Copy down every line where the string "Gelato" shows up.

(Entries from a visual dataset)
**********
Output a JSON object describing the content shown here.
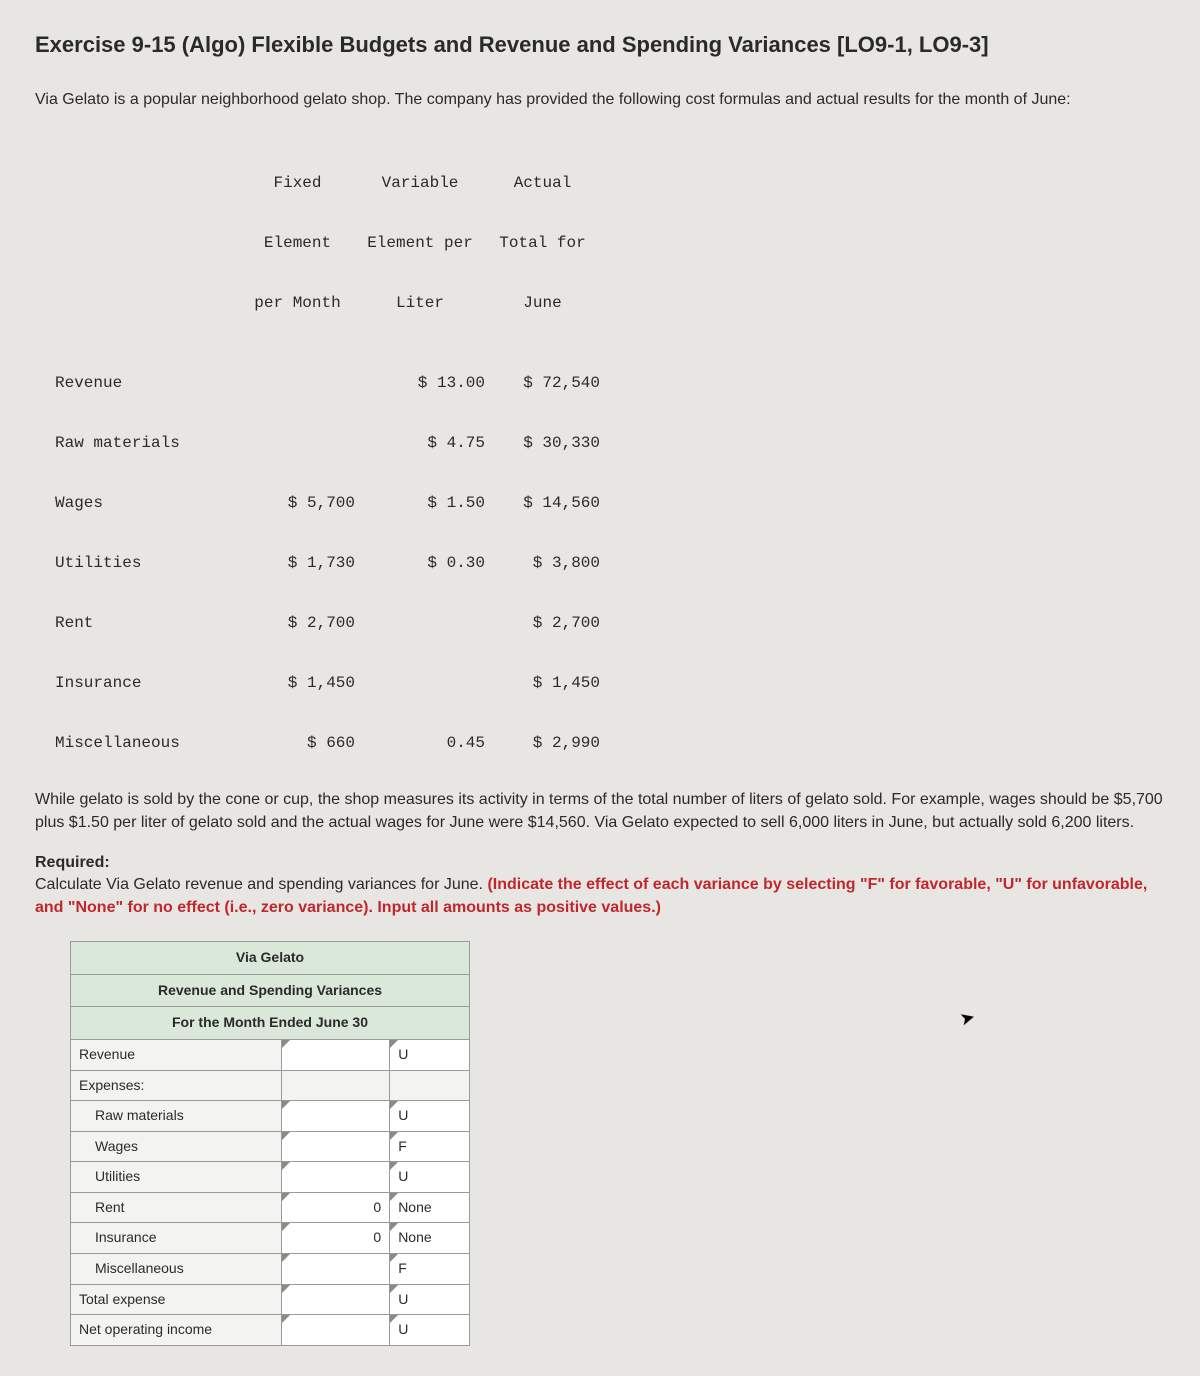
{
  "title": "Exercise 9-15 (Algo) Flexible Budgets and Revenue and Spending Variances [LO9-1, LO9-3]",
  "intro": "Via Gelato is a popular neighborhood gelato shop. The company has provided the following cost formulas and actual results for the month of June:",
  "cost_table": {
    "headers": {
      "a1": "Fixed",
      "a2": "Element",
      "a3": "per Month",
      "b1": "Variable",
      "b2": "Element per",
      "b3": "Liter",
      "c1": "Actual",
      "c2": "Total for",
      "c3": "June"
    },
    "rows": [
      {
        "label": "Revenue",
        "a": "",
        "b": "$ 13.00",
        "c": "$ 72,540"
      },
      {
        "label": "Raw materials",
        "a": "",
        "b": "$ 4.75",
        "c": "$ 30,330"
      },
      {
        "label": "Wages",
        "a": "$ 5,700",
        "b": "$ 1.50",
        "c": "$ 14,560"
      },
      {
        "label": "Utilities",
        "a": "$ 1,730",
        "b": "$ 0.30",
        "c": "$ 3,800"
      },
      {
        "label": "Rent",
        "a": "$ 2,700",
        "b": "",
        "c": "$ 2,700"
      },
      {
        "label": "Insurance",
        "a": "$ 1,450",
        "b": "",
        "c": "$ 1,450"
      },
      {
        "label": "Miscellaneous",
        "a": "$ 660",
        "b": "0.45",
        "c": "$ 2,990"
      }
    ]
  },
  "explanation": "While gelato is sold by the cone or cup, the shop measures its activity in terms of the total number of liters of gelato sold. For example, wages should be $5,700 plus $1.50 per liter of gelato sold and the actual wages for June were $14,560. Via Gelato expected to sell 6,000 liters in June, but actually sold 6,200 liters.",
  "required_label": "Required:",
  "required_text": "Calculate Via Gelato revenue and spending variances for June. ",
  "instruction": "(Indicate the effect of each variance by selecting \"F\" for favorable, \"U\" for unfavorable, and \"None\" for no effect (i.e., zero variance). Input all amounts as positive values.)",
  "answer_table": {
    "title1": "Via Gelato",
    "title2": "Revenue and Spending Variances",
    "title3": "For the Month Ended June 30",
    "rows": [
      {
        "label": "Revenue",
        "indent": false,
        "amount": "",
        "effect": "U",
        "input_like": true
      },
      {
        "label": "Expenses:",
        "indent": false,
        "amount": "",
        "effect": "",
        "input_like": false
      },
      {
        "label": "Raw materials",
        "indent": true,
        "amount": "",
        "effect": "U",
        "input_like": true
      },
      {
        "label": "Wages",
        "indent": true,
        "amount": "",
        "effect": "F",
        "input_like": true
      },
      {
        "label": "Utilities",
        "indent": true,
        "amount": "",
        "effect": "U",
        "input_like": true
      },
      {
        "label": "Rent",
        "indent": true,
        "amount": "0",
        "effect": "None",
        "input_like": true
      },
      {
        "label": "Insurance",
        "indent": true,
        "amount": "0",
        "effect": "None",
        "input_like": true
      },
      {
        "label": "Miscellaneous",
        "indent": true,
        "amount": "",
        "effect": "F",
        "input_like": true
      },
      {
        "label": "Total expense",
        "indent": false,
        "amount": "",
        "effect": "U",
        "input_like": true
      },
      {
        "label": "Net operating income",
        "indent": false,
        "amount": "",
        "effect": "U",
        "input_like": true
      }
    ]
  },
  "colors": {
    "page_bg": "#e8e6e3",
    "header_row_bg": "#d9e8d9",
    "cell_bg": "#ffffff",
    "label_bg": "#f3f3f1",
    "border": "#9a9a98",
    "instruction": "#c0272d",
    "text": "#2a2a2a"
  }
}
**********
* [Full answer]:
  "intro": "Via Gelato is a popular neighborhood gelato shop. The company has provided the following cost formulas and actual results for the month of June:",
  "explanation": "While gelato is sold by the cone or cup, the shop measures its activity in terms of the total number of liters of gelato sold. For example, wages should be $5,700 plus $1.50 per liter of gelato sold and the actual wages for June were $14,560. Via Gelato expected to sell 6,000 liters in June, but actually sold 6,200 liters.",
  "required_text": "Calculate Via Gelato revenue and spending variances for June. ",
    "title1": "Via Gelato",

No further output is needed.